### [Problem to solve]
Restate the entire listing word for word.

## begin Record set

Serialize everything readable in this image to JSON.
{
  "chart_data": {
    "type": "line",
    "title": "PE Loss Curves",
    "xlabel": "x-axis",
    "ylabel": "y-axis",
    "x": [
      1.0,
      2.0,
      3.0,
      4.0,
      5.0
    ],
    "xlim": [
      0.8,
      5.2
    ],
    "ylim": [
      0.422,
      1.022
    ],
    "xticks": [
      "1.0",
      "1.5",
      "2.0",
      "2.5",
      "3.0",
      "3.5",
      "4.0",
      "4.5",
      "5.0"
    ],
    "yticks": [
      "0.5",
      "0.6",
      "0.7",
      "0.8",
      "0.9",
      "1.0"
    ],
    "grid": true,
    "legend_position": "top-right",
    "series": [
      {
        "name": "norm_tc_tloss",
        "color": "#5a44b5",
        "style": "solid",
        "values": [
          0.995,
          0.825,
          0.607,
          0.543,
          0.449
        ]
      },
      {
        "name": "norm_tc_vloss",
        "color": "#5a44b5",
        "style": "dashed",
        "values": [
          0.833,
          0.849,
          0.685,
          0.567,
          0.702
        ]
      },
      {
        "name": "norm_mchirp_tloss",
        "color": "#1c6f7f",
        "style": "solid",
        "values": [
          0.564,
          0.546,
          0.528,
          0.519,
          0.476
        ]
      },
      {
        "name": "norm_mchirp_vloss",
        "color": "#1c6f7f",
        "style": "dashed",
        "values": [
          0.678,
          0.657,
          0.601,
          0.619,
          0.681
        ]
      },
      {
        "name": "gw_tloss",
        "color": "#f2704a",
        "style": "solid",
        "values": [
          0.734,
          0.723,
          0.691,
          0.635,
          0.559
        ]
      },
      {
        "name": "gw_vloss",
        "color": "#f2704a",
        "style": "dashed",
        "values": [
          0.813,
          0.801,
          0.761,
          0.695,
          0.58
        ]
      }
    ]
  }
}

## end Record set

### [Worked answer]
Serialize everything readable in this image to JSON.
{
  "chart_data": {
    "type": "line",
    "title": "PE Loss Curves",
    "xlabel": "x-axis",
    "ylabel": "y-axis",
    "x": [
      1.0,
      2.0,
      3.0,
      4.0,
      5.0
    ],
    "xlim": [
      0.8,
      5.2
    ],
    "ylim": [
      0.422,
      1.022
    ],
    "xticks": [
      "1.0",
      "1.5",
      "2.0",
      "2.5",
      "3.0",
      "3.5",
      "4.0",
      "4.5",
      "5.0"
    ],
    "yticks": [
      "0.5",
      "0.6",
      "0.7",
      "0.8",
      "0.9",
      "1.0"
    ],
    "grid": true,
    "legend_position": "top-right",
    "series": [
      {
        "name": "norm_tc_tloss",
        "color": "#5a44b5",
        "style": "solid",
        "values": [
          0.995,
          0.825,
          0.607,
          0.543,
          0.449
        ]
      },
      {
        "name": "norm_tc_vloss",
        "color": "#5a44b5",
        "style": "dashed",
        "values": [
          0.833,
          0.849,
          0.685,
          0.567,
          0.702
        ]
      },
      {
        "name": "norm_mchirp_tloss",
        "color": "#1c6f7f",
        "style": "solid",
        "values": [
          0.564,
          0.546,
          0.528,
          0.519,
          0.476
        ]
      },
      {
        "name": "norm_mchirp_vloss",
        "color": "#1c6f7f",
        "style": "dashed",
        "values": [
          0.678,
          0.657,
          0.601,
          0.619,
          0.681
        ]
      },
      {
        "name": "gw_tloss",
        "color": "#f2704a",
        "style": "solid",
        "values": [
          0.734,
          0.723,
          0.691,
          0.635,
          0.559
        ]
      },
      {
        "name": "gw_vloss",
        "color": "#f2704a",
        "style": "dashed",
        "values": [
          0.813,
          0.801,
          0.761,
          0.695,
          0.58
        ]
      }
    ]
  }
}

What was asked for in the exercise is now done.